BEGIN Given data

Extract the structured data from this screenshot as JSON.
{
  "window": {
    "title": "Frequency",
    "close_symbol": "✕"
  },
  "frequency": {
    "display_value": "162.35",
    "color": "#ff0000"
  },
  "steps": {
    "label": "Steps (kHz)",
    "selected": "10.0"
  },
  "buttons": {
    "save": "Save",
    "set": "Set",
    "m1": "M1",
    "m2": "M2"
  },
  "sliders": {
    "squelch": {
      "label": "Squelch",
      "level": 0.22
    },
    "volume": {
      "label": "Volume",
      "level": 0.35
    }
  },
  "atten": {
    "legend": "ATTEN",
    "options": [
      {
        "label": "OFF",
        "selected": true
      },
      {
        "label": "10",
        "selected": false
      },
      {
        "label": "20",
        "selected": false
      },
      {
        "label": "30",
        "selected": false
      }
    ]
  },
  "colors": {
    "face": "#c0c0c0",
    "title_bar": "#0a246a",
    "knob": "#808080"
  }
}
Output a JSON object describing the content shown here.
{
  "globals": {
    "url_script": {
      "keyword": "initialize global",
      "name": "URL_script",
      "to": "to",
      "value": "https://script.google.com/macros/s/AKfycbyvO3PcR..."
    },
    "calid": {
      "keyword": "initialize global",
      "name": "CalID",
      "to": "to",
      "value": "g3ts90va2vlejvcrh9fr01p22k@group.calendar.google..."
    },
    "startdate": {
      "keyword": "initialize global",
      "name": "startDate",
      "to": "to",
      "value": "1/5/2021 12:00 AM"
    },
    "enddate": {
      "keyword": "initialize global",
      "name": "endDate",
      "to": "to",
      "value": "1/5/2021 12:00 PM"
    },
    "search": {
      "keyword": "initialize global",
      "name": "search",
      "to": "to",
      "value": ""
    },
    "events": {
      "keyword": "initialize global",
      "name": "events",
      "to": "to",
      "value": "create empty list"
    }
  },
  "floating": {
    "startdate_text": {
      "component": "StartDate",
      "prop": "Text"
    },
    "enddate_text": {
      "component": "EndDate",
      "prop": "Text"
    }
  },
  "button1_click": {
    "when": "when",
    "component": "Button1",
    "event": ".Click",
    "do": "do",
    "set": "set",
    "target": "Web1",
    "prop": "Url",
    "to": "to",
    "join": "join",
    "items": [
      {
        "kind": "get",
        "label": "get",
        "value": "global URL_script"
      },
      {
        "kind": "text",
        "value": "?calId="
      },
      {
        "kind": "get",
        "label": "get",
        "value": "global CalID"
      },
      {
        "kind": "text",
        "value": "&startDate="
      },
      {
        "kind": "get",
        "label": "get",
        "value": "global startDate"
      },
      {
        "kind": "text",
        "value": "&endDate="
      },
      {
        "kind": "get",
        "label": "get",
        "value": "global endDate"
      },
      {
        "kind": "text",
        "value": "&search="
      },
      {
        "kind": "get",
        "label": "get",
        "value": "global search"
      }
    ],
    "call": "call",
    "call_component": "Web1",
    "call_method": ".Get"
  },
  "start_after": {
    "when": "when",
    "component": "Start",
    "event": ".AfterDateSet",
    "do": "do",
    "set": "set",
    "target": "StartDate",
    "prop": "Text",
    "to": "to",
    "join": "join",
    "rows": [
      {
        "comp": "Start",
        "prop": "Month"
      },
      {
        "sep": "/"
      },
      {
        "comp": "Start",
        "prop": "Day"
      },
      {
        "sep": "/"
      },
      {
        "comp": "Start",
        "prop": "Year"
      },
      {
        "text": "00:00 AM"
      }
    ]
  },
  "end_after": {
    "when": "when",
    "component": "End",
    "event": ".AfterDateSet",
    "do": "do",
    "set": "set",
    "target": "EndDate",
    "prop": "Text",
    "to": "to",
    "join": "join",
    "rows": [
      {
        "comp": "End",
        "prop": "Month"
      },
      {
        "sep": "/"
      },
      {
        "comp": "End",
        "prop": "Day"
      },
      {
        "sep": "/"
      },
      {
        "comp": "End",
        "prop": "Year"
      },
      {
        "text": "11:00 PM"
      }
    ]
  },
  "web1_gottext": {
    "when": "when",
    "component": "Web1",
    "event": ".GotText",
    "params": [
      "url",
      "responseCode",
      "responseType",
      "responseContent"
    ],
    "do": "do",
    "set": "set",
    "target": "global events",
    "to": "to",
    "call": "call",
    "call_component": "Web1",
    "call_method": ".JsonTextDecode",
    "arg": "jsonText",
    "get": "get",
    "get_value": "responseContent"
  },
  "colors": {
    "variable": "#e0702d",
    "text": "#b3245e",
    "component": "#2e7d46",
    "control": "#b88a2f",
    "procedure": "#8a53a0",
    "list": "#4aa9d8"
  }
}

END Given data

Directions for this task:
Would you copy out each line exactly as written?

Full solution:
Extract the structured data from this screenshot as JSON.
{
  "window": {
    "title": "Frequency",
    "close_symbol": "✕"
  },
  "frequency": {
    "display_value": "162.35",
    "color": "#ff0000"
  },
  "steps": {
    "label": "Steps (kHz)",
    "selected": "10.0"
  },
  "buttons": {
    "save": "Save",
    "set": "Set",
    "m1": "M1",
    "m2": "M2"
  },
  "sliders": {
    "squelch": {
      "label": "Squelch",
      "level": 0.22
    },
    "volume": {
      "label": "Volume",
      "level": 0.35
    }
  },
  "atten": {
    "legend": "ATTEN",
    "options": [
      {
        "label": "OFF",
        "selected": true
      },
      {
        "label": "10",
        "selected": false
      },
      {
        "label": "20",
        "selected": false
      },
      {
        "label": "30",
        "selected": false
      }
    ]
  },
  "colors": {
    "face": "#c0c0c0",
    "title_bar": "#0a246a",
    "knob": "#808080"
  }
}
Output a JSON object describing the content shown here.
{
  "globals": {
    "url_script": {
      "keyword": "initialize global",
      "name": "URL_script",
      "to": "to",
      "value": "https://script.google.com/macros/s/AKfycbyvO3PcR..."
    },
    "calid": {
      "keyword": "initialize global",
      "name": "CalID",
      "to": "to",
      "value": "g3ts90va2vlejvcrh9fr01p22k@group.calendar.google..."
    },
    "startdate": {
      "keyword": "initialize global",
      "name": "startDate",
      "to": "to",
      "value": "1/5/2021 12:00 AM"
    },
    "enddate": {
      "keyword": "initialize global",
      "name": "endDate",
      "to": "to",
      "value": "1/5/2021 12:00 PM"
    },
    "search": {
      "keyword": "initialize global",
      "name": "search",
      "to": "to",
      "value": ""
    },
    "events": {
      "keyword": "initialize global",
      "name": "events",
      "to": "to",
      "value": "create empty list"
    }
  },
  "floating": {
    "startdate_text": {
      "component": "StartDate",
      "prop": "Text"
    },
    "enddate_text": {
      "component": "EndDate",
      "prop": "Text"
    }
  },
  "button1_click": {
    "when": "when",
    "component": "Button1",
    "event": ".Click",
    "do": "do",
    "set": "set",
    "target": "Web1",
    "prop": "Url",
    "to": "to",
    "join": "join",
    "items": [
      {
        "kind": "get",
        "label": "get",
        "value": "global URL_script"
      },
      {
        "kind": "text",
        "value": "?calId="
      },
      {
        "kind": "get",
        "label": "get",
        "value": "global CalID"
      },
      {
        "kind": "text",
        "value": "&startDate="
      },
      {
        "kind": "get",
        "label": "get",
        "value": "global startDate"
      },
      {
        "kind": "text",
        "value": "&endDate="
      },
      {
        "kind": "get",
        "label": "get",
        "value": "global endDate"
      },
      {
        "kind": "text",
        "value": "&search="
      },
      {
        "kind": "get",
        "label": "get",
        "value": "global search"
      }
    ],
    "call": "call",
    "call_component": "Web1",
    "call_method": ".Get"
  },
  "start_after": {
    "when": "when",
    "component": "Start",
    "event": ".AfterDateSet",
    "do": "do",
    "set": "set",
    "target": "StartDate",
    "prop": "Text",
    "to": "to",
    "join": "join",
    "rows": [
      {
        "comp": "Start",
        "prop": "Month"
      },
      {
        "sep": "/"
      },
      {
        "comp": "Start",
        "prop": "Day"
      },
      {
        "sep": "/"
      },
      {
        "comp": "Start",
        "prop": "Year"
      },
      {
        "text": "00:00 AM"
      }
    ]
  },
  "end_after": {
    "when": "when",
    "component": "End",
    "event": ".AfterDateSet",
    "do": "do",
    "set": "set",
    "target": "EndDate",
    "prop": "Text",
    "to": "to",
    "join": "join",
    "rows": [
      {
        "comp": "End",
        "prop": "Month"
      },
      {
        "sep": "/"
      },
      {
        "comp": "End",
        "prop": "Day"
      },
      {
        "sep": "/"
      },
      {
        "comp": "End",
        "prop": "Year"
      },
      {
        "text": "11:00 PM"
      }
    ]
  },
  "web1_gottext": {
    "when": "when",
    "component": "Web1",
    "event": ".GotText",
    "params": [
      "url",
      "responseCode",
      "responseType",
      "responseContent"
    ],
    "do": "do",
    "set": "set",
    "target": "global events",
    "to": "to",
    "call": "call",
    "call_component": "Web1",
    "call_method": ".JsonTextDecode",
    "arg": "jsonText",
    "get": "get",
    "get_value": "responseContent"
  },
  "colors": {
    "variable": "#e0702d",
    "text": "#b3245e",
    "component": "#2e7d46",
    "control": "#b88a2f",
    "procedure": "#8a53a0",
    "list": "#4aa9d8"
  }
}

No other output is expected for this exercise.